##### WORKING DATA #####

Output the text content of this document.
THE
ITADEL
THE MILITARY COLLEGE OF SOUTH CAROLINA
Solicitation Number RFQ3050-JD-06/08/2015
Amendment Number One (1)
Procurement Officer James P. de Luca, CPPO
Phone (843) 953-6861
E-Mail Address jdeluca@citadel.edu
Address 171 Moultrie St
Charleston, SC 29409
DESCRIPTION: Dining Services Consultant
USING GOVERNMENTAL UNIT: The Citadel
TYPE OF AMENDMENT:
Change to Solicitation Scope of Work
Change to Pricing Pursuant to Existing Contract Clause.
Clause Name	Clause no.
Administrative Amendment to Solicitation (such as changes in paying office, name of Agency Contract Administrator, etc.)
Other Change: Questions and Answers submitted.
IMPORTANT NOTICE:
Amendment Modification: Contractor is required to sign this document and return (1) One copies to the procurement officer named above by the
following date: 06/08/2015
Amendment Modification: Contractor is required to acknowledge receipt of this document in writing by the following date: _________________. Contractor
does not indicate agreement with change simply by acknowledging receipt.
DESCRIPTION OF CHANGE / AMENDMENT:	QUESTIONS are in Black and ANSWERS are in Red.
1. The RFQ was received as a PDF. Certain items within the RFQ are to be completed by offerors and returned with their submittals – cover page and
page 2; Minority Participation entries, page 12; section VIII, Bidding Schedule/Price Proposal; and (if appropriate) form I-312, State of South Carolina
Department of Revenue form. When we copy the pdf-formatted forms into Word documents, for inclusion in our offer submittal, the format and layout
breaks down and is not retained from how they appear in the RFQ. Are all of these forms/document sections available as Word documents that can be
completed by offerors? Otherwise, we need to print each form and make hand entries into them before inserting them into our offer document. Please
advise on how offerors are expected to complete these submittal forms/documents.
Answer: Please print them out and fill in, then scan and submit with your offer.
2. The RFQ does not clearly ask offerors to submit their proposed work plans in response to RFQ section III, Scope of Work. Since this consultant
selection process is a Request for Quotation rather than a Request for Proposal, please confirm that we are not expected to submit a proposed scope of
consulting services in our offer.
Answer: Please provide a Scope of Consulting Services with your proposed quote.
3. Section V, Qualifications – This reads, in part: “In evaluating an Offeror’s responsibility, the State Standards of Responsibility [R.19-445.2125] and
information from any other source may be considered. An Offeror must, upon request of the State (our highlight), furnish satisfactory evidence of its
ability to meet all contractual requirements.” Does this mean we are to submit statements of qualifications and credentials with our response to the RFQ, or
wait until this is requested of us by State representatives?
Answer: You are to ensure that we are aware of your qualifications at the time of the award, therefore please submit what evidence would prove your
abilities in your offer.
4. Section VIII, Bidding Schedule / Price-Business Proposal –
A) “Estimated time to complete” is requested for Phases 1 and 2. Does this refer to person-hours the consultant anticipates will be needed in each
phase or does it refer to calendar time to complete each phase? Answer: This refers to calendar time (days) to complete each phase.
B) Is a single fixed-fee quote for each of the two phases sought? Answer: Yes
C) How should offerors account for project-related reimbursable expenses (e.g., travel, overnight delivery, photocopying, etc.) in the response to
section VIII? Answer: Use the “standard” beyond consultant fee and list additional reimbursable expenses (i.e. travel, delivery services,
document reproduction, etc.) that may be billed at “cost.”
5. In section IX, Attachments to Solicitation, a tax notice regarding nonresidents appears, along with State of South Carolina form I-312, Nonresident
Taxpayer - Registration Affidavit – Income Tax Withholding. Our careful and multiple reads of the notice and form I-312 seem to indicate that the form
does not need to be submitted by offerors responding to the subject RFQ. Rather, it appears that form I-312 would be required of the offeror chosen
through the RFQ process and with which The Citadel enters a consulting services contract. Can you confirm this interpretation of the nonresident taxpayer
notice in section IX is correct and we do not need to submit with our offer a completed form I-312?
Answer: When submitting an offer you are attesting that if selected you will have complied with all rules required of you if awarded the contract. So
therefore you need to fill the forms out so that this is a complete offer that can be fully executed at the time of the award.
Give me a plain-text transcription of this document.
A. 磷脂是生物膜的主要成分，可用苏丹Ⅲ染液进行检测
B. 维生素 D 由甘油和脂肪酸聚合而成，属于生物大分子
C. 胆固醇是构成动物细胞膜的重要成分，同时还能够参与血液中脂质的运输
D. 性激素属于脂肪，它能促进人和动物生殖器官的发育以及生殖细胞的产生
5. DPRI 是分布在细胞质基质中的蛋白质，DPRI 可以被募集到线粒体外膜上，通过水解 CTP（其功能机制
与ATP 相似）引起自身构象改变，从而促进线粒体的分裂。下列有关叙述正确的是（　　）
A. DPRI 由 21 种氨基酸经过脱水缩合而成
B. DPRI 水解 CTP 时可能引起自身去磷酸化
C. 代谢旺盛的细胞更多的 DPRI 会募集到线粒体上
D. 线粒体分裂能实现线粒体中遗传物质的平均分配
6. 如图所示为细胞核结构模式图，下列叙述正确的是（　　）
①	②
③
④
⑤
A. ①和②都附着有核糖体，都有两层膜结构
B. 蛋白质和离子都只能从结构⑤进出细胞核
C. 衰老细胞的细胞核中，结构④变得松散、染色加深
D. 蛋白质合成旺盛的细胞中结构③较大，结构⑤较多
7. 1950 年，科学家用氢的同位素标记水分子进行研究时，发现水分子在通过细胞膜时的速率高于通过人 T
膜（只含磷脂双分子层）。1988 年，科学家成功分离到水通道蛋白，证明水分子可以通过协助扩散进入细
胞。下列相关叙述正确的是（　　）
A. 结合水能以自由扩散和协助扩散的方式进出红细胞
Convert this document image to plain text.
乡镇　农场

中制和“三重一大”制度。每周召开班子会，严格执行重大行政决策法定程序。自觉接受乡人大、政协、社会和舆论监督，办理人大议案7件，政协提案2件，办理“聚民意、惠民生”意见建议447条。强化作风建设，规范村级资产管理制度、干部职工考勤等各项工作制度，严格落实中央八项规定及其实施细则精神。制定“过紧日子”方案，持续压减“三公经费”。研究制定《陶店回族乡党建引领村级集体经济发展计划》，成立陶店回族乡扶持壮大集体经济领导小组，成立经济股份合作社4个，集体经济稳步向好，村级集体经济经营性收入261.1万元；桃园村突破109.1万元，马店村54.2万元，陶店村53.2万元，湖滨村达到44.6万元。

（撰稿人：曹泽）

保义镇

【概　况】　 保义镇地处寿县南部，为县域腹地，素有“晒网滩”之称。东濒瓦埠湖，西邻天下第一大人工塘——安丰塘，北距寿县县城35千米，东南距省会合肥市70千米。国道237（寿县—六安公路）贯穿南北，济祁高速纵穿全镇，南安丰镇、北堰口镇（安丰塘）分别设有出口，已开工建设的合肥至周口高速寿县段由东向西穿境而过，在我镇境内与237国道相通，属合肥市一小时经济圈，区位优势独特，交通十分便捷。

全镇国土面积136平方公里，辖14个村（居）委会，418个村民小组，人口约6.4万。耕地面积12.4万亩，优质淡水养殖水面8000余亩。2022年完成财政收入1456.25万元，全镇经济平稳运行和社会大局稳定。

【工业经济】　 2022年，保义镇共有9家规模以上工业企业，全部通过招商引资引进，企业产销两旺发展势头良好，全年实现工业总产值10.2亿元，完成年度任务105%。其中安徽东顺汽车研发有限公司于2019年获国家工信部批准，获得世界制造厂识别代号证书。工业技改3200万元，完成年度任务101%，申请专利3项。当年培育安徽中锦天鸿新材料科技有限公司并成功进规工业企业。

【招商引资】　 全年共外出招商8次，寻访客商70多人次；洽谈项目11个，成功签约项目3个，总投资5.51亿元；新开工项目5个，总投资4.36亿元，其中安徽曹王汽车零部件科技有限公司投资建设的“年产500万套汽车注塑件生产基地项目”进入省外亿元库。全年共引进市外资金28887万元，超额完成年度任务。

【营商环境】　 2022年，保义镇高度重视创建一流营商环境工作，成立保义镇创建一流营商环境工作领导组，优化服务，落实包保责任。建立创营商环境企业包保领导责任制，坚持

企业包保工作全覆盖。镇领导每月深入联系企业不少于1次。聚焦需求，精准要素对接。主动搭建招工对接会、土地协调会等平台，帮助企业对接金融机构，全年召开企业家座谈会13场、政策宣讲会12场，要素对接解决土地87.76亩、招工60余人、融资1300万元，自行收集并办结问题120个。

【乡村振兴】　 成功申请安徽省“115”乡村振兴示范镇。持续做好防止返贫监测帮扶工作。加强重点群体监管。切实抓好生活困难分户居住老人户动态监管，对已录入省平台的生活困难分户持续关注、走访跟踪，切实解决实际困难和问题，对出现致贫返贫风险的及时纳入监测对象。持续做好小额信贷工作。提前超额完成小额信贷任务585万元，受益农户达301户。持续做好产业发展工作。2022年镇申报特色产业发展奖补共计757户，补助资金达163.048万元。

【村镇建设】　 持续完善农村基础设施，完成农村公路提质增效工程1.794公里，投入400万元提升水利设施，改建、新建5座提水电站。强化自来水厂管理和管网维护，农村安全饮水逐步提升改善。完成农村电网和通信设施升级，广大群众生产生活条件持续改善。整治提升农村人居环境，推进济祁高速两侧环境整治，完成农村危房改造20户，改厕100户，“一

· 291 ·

#####

Identify the lines that contain the string "entries", and copy every one of them.

page 2; Minority Participation entries, page 12; section VIII, Bidding Schedule/Price Proposal; and (if appropriate) form I-312, State of South Carolina
completed by offerors? Otherwise, we need to print each form and make hand entries into them before inserting them into our offer document. Please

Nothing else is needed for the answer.